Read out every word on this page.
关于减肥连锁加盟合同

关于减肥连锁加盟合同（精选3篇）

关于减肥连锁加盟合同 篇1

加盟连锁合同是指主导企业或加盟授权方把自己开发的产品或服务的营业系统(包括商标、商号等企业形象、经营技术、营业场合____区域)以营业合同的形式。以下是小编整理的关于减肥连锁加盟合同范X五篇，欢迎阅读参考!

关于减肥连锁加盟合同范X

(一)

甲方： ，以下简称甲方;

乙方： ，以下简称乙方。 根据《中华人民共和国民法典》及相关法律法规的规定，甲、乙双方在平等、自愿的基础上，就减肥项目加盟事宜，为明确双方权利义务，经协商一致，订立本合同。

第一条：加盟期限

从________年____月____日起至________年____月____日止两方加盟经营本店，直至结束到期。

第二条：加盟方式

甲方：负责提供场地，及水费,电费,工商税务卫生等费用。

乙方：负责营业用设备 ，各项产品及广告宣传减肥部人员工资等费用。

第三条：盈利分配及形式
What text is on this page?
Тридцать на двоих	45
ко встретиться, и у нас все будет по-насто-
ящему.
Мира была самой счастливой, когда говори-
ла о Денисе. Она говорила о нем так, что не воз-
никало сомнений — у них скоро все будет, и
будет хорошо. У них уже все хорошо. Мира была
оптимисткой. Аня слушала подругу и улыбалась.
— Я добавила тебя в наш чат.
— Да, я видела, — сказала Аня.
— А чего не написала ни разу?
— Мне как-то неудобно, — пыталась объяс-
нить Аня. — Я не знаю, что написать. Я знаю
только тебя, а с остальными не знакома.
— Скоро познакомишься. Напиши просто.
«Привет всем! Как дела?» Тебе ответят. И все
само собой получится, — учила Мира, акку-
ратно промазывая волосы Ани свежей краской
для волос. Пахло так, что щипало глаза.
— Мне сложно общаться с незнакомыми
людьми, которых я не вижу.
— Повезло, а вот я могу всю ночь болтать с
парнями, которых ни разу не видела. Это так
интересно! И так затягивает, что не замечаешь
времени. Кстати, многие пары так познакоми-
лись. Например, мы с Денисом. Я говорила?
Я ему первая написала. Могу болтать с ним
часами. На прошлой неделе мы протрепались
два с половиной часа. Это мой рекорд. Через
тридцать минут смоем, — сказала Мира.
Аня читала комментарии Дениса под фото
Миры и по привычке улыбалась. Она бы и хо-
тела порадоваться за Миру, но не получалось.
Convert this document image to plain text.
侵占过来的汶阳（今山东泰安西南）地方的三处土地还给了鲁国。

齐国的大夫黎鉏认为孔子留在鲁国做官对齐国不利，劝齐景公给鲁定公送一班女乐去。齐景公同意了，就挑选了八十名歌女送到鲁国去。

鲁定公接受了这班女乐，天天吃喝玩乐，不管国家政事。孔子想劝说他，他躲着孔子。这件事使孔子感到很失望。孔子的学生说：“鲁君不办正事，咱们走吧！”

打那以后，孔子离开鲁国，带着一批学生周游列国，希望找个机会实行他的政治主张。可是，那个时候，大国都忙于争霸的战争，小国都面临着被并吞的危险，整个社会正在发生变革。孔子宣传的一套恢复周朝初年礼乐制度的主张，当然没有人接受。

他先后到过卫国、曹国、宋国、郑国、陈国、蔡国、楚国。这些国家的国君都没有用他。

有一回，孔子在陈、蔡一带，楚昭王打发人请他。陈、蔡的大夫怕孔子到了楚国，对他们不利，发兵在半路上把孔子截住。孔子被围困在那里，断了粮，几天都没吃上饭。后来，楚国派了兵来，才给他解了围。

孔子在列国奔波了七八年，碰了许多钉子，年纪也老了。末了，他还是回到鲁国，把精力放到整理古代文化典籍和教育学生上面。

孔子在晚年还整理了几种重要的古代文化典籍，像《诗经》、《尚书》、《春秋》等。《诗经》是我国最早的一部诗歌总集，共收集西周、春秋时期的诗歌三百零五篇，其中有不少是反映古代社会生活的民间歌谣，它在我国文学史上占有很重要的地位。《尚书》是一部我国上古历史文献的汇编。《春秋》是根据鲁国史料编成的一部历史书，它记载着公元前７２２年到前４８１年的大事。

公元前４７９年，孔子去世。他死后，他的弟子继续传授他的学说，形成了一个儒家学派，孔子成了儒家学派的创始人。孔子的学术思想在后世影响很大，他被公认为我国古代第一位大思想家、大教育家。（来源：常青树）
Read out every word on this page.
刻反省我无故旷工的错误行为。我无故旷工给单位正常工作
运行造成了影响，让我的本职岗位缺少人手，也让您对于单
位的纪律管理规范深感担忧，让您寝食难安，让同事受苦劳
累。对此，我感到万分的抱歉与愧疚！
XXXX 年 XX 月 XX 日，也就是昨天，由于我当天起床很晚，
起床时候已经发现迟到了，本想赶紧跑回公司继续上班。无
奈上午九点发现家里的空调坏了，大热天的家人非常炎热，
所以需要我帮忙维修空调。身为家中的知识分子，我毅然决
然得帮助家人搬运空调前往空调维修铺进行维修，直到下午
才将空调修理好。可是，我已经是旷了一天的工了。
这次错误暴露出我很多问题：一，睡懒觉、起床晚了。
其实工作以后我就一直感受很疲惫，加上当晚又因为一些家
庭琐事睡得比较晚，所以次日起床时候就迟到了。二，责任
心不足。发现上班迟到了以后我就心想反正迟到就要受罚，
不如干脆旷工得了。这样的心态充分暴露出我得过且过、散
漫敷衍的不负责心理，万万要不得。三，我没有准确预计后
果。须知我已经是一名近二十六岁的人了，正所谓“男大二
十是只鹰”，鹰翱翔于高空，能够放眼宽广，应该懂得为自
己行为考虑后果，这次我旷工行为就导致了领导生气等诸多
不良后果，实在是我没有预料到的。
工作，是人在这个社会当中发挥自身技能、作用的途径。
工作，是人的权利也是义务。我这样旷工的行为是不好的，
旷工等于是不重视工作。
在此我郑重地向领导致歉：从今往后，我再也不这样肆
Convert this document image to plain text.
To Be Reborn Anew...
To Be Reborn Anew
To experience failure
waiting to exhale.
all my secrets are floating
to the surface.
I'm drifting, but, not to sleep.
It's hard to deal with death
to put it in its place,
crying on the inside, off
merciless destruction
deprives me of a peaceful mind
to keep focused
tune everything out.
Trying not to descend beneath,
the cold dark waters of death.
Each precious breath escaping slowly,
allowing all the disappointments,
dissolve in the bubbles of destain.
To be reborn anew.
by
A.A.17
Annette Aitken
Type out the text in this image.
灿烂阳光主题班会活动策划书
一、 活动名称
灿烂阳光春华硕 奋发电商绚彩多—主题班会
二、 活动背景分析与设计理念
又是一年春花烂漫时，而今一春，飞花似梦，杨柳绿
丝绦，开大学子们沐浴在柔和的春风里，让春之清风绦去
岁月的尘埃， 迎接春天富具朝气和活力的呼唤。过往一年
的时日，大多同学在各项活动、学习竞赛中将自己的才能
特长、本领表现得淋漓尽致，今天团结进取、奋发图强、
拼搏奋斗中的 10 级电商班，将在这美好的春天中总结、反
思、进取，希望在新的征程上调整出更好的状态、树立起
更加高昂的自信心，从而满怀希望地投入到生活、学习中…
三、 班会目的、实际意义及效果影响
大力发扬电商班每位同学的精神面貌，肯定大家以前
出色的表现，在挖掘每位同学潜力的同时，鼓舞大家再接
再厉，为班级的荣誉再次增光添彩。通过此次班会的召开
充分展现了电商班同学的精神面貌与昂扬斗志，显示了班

+===+

### REQUEST:
Report only how many lines in the listing contain the string "болтать".

### WRITTEN RESPONSE:
2